━━ Materials provided ━━

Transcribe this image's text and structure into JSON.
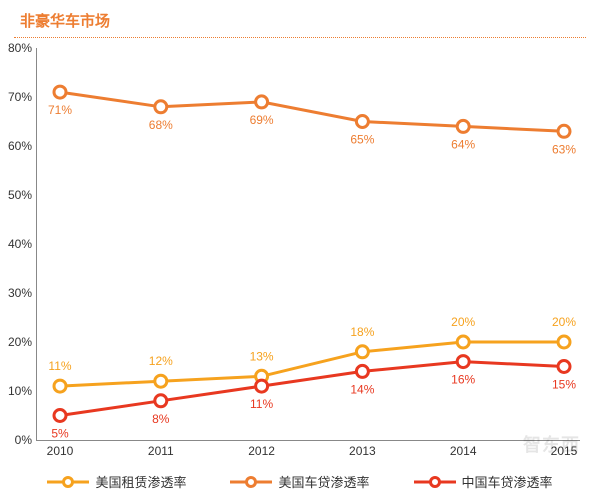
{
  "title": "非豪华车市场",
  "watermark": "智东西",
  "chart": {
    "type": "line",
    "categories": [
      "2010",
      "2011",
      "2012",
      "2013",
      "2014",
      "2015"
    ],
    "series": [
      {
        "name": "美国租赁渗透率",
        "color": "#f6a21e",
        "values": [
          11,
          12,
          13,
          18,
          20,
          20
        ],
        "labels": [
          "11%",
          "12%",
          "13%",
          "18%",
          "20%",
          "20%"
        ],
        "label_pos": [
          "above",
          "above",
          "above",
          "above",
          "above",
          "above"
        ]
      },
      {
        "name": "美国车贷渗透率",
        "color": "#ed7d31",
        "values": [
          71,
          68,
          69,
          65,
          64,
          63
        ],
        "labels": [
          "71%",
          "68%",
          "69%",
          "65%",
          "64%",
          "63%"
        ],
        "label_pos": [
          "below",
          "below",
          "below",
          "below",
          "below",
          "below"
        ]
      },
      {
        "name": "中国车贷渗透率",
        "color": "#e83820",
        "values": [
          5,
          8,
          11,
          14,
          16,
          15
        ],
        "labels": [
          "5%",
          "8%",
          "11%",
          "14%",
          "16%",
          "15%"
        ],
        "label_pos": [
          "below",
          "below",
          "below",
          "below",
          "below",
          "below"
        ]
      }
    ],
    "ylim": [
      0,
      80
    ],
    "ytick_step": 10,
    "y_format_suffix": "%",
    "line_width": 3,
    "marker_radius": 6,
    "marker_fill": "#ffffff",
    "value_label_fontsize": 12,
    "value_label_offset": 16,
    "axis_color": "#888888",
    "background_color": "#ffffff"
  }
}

━━━

Quote the data above in full and without alteration; skip the pictures.

Transcribe this image's text and structure into JSON.
{
  "title": "非豪华车市场",
  "watermark": "智东西",
  "chart": {
    "type": "line",
    "categories": [
      "2010",
      "2011",
      "2012",
      "2013",
      "2014",
      "2015"
    ],
    "series": [
      {
        "name": "美国租赁渗透率",
        "color": "#f6a21e",
        "values": [
          11,
          12,
          13,
          18,
          20,
          20
        ],
        "labels": [
          "11%",
          "12%",
          "13%",
          "18%",
          "20%",
          "20%"
        ],
        "label_pos": [
          "above",
          "above",
          "above",
          "above",
          "above",
          "above"
        ]
      },
      {
        "name": "美国车贷渗透率",
        "color": "#ed7d31",
        "values": [
          71,
          68,
          69,
          65,
          64,
          63
        ],
        "labels": [
          "71%",
          "68%",
          "69%",
          "65%",
          "64%",
          "63%"
        ],
        "label_pos": [
          "below",
          "below",
          "below",
          "below",
          "below",
          "below"
        ]
      },
      {
        "name": "中国车贷渗透率",
        "color": "#e83820",
        "values": [
          5,
          8,
          11,
          14,
          16,
          15
        ],
        "labels": [
          "5%",
          "8%",
          "11%",
          "14%",
          "16%",
          "15%"
        ],
        "label_pos": [
          "below",
          "below",
          "below",
          "below",
          "below",
          "below"
        ]
      }
    ],
    "ylim": [
      0,
      80
    ],
    "ytick_step": 10,
    "y_format_suffix": "%",
    "line_width": 3,
    "marker_radius": 6,
    "marker_fill": "#ffffff",
    "value_label_fontsize": 12,
    "value_label_offset": 16,
    "axis_color": "#888888",
    "background_color": "#ffffff"
  }
}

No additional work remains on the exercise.